▶ Records for processing
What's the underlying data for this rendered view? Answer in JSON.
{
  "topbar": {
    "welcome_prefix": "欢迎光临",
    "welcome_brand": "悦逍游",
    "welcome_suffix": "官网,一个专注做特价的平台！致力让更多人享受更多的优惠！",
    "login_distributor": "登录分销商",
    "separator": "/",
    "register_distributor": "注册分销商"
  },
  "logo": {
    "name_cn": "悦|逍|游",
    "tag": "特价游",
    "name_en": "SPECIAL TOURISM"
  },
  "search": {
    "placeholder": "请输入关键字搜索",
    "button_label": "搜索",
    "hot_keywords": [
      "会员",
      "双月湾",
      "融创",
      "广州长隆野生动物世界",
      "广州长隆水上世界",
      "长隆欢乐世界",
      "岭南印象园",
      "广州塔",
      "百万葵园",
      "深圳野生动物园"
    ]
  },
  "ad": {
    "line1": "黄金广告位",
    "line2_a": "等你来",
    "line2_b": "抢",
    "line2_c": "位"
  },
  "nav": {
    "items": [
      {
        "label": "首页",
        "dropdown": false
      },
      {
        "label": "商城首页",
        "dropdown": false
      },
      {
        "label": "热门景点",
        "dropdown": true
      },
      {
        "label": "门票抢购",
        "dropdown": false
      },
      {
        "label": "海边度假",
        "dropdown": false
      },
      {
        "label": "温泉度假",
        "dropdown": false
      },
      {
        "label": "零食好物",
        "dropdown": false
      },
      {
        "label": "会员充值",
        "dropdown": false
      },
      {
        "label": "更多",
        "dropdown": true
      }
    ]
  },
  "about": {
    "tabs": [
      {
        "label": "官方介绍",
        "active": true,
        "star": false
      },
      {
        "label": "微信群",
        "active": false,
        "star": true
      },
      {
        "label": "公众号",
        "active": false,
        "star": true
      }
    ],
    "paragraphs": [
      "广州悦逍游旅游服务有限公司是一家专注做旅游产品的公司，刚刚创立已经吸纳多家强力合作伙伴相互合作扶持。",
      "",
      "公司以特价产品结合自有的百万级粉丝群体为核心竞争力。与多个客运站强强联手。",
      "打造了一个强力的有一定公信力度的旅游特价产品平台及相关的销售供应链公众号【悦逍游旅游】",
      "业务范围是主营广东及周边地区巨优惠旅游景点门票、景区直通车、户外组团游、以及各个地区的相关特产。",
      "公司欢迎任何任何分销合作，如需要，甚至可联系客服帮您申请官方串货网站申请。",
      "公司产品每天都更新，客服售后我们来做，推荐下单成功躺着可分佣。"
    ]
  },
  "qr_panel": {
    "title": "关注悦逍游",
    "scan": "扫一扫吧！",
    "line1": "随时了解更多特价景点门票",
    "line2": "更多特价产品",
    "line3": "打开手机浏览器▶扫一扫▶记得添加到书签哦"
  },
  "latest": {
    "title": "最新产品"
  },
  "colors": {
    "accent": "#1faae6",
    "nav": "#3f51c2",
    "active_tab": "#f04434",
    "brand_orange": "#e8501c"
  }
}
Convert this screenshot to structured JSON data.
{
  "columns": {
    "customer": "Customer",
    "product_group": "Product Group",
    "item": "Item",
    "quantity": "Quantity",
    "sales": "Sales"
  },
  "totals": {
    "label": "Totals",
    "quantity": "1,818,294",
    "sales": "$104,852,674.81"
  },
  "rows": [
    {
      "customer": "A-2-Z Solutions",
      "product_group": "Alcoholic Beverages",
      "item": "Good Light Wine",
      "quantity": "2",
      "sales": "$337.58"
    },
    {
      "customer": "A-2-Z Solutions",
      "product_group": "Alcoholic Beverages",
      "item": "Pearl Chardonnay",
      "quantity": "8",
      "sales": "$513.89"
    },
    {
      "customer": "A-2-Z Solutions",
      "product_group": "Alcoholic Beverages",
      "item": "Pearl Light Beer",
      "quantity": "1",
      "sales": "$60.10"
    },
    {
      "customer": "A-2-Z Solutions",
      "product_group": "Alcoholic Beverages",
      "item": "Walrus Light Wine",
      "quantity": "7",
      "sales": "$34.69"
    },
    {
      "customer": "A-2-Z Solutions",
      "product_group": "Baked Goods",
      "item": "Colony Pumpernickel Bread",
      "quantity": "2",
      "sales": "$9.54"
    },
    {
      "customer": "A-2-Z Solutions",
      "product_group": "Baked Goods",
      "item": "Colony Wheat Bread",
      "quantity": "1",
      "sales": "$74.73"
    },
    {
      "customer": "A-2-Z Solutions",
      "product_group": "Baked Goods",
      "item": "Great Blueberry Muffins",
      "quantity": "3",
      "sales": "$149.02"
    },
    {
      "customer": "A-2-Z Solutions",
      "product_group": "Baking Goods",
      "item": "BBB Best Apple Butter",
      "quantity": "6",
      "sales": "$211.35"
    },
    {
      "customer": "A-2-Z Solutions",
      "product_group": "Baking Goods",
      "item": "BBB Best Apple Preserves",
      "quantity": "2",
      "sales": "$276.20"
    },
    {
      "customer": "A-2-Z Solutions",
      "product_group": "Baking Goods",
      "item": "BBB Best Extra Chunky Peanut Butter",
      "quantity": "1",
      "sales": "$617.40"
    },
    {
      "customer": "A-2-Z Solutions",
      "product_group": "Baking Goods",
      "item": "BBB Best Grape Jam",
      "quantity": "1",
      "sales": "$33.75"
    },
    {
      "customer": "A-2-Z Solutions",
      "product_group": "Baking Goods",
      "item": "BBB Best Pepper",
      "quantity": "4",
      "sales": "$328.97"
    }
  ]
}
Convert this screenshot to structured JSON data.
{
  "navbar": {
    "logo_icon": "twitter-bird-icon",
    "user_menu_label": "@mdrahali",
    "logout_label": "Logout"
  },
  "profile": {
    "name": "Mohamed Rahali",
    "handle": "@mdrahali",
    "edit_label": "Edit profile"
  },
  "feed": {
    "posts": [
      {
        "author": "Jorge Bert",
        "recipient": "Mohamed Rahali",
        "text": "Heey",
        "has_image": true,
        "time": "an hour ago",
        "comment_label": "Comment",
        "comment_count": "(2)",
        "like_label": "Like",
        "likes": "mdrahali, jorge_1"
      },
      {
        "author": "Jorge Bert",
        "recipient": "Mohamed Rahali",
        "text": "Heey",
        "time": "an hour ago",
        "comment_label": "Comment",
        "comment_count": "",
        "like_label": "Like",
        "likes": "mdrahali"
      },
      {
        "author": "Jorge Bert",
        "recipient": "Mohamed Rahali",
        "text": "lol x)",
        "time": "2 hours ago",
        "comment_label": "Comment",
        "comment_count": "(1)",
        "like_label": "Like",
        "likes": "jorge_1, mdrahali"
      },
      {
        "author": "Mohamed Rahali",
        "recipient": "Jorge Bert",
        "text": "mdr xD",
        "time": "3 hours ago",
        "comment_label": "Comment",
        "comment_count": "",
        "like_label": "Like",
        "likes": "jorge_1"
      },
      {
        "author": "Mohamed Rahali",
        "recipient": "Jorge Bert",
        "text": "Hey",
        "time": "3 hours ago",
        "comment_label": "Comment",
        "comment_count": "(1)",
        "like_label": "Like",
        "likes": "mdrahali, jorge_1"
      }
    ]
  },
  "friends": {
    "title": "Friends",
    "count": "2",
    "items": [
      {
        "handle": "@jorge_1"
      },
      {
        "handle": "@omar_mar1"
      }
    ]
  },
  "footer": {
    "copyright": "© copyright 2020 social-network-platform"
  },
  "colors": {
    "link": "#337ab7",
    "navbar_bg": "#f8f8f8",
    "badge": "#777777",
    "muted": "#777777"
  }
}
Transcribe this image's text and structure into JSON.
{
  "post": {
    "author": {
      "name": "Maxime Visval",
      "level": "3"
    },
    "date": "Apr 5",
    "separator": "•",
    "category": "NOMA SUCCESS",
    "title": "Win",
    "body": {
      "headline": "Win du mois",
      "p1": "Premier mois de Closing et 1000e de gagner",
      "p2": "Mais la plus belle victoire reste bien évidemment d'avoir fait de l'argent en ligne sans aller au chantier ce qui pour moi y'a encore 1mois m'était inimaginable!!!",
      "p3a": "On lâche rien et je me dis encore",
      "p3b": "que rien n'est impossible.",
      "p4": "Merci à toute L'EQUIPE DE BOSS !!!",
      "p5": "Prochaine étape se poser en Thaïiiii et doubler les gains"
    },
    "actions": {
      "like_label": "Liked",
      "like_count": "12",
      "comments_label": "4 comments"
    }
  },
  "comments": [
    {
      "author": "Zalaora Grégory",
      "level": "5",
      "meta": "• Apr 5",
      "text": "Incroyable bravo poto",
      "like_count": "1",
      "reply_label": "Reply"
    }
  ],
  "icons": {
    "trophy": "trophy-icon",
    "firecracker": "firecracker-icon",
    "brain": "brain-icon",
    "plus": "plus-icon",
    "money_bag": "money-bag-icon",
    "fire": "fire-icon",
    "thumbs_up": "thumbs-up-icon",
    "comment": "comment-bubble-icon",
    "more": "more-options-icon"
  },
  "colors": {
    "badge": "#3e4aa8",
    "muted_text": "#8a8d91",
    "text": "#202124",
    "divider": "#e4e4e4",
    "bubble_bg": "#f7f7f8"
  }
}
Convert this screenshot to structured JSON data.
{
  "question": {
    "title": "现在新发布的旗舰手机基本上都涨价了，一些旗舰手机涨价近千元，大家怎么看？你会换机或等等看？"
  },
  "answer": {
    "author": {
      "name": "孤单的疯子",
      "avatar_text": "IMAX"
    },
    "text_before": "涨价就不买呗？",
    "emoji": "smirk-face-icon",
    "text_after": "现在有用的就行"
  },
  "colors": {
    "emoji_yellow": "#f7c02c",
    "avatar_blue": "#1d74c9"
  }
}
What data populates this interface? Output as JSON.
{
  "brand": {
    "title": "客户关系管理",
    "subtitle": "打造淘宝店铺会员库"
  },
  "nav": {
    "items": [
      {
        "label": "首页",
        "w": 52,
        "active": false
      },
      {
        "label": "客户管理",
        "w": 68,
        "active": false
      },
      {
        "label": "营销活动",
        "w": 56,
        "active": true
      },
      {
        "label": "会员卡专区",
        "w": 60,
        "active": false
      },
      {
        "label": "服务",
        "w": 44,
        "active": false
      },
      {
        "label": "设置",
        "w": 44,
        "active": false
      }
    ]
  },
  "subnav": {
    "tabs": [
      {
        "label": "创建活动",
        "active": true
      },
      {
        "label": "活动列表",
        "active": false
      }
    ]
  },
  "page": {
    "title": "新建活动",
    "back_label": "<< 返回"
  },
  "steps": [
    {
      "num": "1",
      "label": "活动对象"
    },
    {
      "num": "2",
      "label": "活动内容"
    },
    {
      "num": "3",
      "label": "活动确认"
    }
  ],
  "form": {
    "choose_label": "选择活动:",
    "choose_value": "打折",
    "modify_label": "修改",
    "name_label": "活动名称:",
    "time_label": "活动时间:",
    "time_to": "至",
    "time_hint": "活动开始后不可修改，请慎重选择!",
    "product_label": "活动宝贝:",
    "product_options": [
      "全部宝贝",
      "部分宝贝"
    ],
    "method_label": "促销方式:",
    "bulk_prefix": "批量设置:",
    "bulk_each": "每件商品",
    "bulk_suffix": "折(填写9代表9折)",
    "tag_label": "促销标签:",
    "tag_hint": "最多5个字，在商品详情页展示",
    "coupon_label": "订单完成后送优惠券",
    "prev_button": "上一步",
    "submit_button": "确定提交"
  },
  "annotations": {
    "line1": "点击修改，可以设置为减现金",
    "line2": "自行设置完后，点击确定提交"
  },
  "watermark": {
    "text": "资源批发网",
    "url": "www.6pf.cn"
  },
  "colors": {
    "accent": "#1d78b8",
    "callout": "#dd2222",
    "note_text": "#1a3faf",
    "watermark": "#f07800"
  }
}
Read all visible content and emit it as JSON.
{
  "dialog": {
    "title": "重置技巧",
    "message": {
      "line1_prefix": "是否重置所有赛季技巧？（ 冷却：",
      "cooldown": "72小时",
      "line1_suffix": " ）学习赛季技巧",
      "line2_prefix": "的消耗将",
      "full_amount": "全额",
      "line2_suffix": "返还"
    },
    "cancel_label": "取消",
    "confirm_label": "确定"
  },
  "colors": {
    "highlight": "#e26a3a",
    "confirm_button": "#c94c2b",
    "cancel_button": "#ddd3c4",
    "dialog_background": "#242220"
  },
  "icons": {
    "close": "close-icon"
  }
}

▶ Requirement
Look through the listing above and count the lines where the string "What" appears. Report the number only.

▶ Written response
2